What this task involves
Single out the lines that include the word "Your". Copy them.

--------------------------------

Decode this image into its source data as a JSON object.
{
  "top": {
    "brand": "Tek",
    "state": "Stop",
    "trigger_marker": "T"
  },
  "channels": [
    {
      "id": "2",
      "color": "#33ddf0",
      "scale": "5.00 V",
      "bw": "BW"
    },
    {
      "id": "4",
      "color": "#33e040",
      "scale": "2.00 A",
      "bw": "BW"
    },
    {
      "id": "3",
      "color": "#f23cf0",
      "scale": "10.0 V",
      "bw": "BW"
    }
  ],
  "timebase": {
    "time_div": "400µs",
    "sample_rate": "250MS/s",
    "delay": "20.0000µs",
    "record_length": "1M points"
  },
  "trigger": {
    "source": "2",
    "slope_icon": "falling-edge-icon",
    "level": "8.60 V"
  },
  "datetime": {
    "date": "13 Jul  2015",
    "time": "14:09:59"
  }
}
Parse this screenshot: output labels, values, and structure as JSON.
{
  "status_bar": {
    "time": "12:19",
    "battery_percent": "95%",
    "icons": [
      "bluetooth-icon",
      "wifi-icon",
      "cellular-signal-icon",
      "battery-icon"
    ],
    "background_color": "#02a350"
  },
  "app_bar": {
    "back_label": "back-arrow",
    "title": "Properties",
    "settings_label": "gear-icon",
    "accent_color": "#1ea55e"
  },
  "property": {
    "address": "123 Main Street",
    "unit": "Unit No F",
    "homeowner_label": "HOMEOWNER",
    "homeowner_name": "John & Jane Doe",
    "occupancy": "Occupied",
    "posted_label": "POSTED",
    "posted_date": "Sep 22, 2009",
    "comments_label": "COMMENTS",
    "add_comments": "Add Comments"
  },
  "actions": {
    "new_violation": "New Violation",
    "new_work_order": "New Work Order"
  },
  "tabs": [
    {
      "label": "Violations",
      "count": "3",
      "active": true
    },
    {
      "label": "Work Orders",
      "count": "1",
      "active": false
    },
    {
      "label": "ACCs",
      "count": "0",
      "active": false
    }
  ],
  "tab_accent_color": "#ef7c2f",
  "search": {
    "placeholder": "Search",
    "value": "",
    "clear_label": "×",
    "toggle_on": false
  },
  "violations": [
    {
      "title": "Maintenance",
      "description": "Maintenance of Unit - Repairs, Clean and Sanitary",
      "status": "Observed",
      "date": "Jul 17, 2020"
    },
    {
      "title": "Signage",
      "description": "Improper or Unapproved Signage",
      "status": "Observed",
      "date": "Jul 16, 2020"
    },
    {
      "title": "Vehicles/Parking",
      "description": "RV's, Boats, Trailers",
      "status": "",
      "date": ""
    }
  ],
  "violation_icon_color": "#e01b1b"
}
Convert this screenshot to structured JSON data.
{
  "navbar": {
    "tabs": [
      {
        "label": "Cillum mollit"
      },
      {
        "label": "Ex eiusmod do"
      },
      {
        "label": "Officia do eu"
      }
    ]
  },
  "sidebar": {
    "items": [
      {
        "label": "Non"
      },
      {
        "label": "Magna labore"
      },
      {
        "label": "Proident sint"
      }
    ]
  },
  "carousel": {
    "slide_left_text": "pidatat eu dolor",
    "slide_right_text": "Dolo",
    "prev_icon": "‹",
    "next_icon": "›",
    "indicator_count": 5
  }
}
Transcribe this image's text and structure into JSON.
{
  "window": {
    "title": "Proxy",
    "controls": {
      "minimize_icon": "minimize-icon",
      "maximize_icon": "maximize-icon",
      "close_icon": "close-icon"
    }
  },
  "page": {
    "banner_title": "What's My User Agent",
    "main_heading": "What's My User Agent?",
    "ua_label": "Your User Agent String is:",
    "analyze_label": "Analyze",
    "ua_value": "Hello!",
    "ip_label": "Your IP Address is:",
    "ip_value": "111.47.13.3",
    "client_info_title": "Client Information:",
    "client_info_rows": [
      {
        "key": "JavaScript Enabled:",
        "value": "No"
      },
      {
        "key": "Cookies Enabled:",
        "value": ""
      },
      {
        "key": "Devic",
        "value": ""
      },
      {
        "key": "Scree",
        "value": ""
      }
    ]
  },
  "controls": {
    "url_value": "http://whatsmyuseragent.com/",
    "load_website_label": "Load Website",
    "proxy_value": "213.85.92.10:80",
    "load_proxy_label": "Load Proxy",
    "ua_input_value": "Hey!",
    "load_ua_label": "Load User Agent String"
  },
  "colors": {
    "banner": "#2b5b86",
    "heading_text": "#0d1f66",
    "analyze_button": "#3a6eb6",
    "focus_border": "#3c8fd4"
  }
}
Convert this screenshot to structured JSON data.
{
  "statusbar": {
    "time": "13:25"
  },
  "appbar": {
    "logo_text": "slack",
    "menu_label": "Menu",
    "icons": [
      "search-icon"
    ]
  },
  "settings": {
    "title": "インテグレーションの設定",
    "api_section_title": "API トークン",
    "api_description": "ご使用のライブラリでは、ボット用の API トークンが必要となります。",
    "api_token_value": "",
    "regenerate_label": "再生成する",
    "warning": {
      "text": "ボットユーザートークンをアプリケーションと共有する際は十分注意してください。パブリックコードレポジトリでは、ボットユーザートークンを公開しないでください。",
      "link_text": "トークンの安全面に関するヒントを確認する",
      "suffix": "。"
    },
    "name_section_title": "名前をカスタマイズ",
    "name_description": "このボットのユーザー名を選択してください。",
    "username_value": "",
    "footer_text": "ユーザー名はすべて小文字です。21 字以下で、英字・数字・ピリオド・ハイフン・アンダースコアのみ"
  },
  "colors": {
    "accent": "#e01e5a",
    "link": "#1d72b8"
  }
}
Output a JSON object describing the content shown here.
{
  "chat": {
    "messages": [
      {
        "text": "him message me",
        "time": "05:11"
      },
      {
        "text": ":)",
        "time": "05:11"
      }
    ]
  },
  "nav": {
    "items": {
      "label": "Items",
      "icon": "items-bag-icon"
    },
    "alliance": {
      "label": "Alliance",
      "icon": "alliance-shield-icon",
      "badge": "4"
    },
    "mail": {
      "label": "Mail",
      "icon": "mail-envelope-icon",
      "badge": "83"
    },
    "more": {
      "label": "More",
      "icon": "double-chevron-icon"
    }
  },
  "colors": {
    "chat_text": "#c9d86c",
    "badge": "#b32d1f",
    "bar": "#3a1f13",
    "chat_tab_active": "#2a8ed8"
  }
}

--------------------------------

Written response
    "ua_label": "Your User Agent String is:",
    "ip_label": "Your IP Address is:",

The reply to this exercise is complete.